THE TASK: Look below. Copy each line that has "κλάδους" in it.

Figure dataset records:
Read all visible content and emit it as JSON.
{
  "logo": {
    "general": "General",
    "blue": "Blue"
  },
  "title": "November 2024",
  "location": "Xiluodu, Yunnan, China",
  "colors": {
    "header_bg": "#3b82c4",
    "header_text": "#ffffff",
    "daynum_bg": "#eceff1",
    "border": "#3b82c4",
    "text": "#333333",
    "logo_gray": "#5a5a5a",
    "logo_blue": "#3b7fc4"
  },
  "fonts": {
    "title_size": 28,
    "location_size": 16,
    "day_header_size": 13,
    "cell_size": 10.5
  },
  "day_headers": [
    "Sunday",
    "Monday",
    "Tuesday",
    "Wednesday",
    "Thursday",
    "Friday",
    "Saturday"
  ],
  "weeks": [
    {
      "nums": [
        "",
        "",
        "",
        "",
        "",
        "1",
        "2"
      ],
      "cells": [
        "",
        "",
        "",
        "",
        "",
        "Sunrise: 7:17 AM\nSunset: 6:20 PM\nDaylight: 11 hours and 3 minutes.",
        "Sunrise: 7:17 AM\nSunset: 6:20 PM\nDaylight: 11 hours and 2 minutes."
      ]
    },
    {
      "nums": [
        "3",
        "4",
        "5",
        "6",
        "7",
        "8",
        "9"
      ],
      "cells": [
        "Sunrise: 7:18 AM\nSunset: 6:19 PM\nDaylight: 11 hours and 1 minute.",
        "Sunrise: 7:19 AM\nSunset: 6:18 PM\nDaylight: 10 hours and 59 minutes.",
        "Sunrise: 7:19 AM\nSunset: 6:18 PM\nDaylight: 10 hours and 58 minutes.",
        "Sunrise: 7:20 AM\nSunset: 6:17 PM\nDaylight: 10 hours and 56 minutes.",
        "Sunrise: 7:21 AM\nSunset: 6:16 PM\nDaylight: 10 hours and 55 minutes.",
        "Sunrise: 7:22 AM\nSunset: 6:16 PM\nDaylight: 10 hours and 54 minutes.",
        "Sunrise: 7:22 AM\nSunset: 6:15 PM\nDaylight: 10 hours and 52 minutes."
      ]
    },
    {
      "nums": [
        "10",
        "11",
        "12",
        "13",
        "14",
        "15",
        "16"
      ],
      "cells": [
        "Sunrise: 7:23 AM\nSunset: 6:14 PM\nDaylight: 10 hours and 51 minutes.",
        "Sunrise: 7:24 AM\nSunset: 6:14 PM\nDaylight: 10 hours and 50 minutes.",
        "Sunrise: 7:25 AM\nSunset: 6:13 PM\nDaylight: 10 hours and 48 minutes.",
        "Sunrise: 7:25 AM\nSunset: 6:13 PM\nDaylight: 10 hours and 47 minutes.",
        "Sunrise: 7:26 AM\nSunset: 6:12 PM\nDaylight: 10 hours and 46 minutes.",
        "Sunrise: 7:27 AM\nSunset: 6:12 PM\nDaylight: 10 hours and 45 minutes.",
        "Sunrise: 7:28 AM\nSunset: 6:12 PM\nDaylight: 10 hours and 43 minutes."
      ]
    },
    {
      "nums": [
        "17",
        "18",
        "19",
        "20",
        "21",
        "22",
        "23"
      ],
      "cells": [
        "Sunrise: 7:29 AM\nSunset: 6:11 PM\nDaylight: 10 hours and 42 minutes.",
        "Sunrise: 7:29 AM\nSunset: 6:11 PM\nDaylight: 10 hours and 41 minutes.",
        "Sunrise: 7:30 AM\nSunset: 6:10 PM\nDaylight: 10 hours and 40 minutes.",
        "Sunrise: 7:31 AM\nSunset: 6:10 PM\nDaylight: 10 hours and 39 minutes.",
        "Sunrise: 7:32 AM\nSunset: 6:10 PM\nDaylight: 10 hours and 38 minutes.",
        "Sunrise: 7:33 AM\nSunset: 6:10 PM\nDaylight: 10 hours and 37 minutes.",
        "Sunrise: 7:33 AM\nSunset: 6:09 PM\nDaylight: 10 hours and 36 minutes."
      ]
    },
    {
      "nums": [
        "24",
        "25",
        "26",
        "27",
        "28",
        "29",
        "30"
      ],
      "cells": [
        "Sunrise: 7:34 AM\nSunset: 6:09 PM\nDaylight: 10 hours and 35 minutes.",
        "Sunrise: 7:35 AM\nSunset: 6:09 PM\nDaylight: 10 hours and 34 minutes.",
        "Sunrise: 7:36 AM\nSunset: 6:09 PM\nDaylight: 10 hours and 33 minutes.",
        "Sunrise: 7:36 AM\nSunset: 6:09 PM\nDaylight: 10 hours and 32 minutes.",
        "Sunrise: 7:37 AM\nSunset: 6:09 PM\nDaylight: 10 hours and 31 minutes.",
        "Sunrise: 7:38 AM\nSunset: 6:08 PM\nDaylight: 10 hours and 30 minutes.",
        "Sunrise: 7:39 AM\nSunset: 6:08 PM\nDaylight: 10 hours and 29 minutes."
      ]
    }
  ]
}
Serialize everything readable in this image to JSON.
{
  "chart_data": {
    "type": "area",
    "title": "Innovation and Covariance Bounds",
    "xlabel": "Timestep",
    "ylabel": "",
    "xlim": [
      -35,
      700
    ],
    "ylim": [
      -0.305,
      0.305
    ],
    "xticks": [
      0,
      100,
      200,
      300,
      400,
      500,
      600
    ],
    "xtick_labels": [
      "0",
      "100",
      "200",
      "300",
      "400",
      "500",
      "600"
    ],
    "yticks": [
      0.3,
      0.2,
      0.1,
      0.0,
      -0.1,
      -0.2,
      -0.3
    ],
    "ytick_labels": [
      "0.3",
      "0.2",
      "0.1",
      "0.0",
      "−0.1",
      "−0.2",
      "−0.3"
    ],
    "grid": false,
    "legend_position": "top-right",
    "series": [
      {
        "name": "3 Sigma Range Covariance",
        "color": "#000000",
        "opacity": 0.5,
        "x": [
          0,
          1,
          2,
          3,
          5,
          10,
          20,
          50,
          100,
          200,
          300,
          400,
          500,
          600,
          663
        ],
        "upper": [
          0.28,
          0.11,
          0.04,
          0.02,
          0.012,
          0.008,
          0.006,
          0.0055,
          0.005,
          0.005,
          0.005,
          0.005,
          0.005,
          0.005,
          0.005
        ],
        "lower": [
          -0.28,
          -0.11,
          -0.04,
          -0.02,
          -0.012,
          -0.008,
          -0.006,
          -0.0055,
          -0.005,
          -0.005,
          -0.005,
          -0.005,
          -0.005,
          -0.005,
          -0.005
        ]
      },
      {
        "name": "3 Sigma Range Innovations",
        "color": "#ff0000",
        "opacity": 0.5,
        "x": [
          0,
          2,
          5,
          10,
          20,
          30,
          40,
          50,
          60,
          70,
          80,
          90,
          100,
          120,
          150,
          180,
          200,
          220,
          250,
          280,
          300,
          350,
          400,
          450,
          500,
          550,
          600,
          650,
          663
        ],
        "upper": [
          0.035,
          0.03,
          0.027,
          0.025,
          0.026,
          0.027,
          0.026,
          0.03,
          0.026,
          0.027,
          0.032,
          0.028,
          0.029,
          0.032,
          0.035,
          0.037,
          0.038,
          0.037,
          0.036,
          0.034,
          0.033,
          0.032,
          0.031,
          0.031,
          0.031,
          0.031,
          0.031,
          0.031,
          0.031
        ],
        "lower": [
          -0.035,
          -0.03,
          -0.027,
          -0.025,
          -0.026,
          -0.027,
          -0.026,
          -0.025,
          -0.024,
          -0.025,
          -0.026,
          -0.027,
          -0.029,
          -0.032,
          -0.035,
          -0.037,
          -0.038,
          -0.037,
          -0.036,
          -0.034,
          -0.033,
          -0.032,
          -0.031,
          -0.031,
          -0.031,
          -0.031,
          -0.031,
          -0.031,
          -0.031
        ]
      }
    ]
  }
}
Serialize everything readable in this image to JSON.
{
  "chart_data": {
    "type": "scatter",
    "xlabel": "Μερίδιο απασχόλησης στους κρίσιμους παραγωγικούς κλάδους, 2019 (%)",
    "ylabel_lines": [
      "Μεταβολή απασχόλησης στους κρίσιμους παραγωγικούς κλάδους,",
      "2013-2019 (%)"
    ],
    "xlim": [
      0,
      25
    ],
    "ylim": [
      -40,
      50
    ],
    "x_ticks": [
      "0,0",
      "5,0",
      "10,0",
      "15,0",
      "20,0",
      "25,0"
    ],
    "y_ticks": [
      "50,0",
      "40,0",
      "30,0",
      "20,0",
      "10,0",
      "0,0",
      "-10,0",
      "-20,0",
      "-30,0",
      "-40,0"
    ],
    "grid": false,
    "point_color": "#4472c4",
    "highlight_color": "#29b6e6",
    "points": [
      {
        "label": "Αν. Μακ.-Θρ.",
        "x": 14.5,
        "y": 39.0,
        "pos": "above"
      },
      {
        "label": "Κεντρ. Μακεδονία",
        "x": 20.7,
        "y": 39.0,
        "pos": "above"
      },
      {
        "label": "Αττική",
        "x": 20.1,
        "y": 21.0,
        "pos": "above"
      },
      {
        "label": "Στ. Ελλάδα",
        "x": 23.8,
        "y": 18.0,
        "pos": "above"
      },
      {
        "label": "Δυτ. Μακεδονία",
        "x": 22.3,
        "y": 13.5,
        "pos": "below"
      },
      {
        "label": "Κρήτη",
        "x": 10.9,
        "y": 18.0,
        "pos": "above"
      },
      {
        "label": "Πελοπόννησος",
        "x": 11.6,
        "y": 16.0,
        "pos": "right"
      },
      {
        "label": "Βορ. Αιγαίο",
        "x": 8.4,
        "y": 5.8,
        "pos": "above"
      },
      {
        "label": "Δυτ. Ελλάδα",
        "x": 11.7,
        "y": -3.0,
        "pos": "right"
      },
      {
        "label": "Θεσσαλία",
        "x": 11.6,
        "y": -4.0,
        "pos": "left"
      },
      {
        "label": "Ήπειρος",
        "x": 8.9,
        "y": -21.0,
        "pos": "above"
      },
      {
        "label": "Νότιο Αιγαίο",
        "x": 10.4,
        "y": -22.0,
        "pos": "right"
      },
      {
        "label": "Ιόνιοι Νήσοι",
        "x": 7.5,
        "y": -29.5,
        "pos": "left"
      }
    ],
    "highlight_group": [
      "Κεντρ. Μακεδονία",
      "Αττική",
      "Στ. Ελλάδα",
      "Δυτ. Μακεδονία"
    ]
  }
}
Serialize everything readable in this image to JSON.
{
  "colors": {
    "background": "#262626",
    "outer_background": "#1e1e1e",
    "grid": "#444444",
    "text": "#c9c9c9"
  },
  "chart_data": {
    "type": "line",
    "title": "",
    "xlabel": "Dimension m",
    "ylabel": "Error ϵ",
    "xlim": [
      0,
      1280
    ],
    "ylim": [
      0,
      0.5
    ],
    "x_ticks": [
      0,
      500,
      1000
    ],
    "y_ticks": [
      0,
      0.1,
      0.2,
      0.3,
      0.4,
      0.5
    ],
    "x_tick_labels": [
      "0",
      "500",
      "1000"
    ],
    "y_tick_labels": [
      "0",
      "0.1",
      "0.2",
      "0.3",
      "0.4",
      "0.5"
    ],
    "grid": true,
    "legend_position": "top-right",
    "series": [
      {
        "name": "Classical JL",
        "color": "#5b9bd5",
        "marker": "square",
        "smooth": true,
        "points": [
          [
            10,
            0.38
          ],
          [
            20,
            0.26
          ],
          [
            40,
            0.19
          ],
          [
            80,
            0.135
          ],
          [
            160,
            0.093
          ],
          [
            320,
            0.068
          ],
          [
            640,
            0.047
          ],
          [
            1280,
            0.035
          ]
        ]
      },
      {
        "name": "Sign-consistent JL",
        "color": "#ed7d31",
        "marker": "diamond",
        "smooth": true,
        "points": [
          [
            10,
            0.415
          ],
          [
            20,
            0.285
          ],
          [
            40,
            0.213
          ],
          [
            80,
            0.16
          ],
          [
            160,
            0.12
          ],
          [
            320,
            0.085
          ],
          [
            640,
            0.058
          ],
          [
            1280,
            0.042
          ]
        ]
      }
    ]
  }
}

OUTPUT OF THE TASK:
    "xlabel": "Μερίδιο απασχόλησης στους κρίσιμους παραγωγικούς κλάδους, 2019 (%)",
      "Μεταβολή απασχόλησης στους κρίσιμους παραγωγικούς κλάδους,",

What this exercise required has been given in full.